• [GIVEN EXERCISE]
Make an exact copy of the entries below.

(A run of records)

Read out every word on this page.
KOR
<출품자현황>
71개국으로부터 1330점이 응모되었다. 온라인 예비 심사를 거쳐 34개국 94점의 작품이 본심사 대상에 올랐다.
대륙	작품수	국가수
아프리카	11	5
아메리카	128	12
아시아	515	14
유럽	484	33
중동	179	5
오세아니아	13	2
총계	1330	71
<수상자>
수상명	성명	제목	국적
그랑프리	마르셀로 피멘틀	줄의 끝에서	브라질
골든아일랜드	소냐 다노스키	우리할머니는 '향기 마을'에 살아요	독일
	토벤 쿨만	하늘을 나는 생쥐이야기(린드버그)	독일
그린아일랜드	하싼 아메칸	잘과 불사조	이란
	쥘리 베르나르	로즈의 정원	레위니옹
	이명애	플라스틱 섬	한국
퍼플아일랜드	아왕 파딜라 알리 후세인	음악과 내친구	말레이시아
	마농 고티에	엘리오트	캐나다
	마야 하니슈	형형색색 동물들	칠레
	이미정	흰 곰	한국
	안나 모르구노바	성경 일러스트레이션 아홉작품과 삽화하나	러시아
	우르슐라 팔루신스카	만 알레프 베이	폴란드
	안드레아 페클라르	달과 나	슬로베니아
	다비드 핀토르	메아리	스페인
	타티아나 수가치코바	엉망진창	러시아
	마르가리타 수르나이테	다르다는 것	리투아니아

• [EXERCISE RESULT]
Read out every word on this page.
KOR
<출품자현황>
71개국으로부터 1330점이 응모되었다. 온라인 예비 심사를 거쳐 34개국 94점의 작품이 본심사 대상에 올랐다.
대륙	작품수	국가수
아프리카	11	5
아메리카	128	12
아시아	515	14
유럽	484	33
중동	179	5
오세아니아	13	2
총계	1330	71
<수상자>
수상명	성명	제목	국적
그랑프리	마르셀로 피멘틀	줄의 끝에서	브라질
골든아일랜드	소냐 다노스키	우리할머니는 '향기 마을'에 살아요	독일
	토벤 쿨만	하늘을 나는 생쥐이야기(린드버그)	독일
그린아일랜드	하싼 아메칸	잘과 불사조	이란
	쥘리 베르나르	로즈의 정원	레위니옹
	이명애	플라스틱 섬	한국
퍼플아일랜드	아왕 파딜라 알리 후세인	음악과 내친구	말레이시아
	마농 고티에	엘리오트	캐나다
	마야 하니슈	형형색색 동물들	칠레
	이미정	흰 곰	한국
	안나 모르구노바	성경 일러스트레이션 아홉작품과 삽화하나	러시아
	우르슐라 팔루신스카	만 알레프 베이	폴란드
	안드레아 페클라르	달과 나	슬로베니아
	다비드 핀토르	메아리	스페인
	타티아나 수가치코바	엉망진창	러시아
	마르가리타 수르나이테	다르다는 것	리투아니아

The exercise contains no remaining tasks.